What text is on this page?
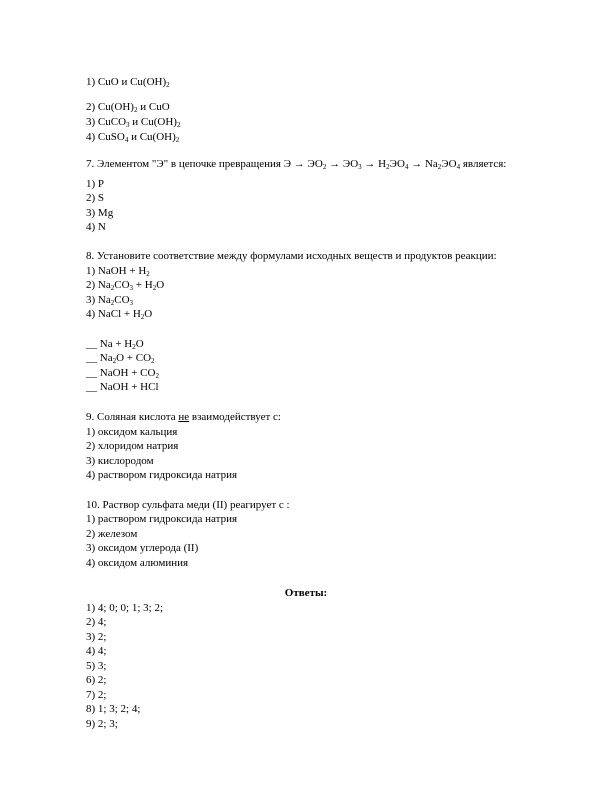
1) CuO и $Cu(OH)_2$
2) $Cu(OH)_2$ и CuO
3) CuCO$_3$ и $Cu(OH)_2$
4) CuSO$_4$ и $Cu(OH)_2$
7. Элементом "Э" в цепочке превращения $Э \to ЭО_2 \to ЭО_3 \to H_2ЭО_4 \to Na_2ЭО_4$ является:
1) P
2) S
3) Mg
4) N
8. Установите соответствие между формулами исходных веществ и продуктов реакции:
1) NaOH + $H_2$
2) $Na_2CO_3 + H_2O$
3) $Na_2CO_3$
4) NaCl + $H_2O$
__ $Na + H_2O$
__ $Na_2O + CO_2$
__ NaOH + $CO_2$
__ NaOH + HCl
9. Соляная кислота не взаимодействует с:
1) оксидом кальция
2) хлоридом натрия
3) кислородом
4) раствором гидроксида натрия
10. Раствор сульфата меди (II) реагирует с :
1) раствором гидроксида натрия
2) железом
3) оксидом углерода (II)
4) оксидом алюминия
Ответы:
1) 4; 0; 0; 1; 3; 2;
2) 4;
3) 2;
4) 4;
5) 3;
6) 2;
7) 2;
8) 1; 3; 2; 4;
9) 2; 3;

==

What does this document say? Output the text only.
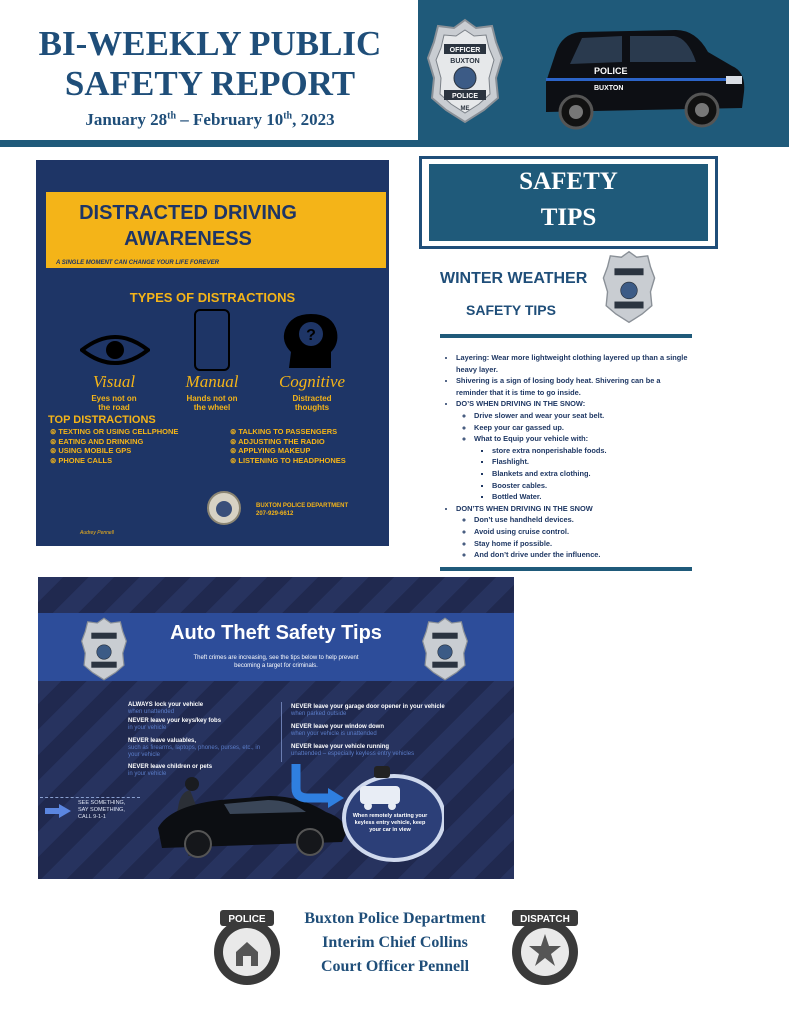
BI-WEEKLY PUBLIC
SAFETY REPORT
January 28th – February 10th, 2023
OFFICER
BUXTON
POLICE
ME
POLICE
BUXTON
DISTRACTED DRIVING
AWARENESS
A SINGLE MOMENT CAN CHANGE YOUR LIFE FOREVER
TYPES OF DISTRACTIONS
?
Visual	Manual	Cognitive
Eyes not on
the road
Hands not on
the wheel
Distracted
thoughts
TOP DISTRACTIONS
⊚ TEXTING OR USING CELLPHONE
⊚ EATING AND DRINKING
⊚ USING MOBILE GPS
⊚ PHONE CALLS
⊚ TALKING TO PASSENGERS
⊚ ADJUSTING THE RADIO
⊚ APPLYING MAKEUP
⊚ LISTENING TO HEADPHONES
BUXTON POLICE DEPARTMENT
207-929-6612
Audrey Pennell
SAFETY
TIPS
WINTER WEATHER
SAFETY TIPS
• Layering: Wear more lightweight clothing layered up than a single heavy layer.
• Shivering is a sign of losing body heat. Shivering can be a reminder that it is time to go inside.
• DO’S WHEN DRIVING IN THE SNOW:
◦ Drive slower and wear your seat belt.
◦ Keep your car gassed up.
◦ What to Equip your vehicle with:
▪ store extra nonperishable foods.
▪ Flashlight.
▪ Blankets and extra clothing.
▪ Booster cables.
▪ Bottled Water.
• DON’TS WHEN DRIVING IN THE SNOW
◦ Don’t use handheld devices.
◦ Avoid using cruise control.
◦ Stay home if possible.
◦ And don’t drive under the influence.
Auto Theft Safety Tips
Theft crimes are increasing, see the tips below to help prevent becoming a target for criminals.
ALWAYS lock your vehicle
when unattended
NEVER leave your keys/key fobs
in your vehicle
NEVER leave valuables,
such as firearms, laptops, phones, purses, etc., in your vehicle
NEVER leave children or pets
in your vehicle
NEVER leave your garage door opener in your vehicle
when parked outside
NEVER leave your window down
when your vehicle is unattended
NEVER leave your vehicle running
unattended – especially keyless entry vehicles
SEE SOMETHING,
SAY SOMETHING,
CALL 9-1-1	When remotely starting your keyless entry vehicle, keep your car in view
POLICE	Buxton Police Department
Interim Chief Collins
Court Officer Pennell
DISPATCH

Stated goal:
List all lines above in which the string "extra" appears.

Solution below:
▪ store extra nonperishable foods.
▪ Blankets and extra clothing.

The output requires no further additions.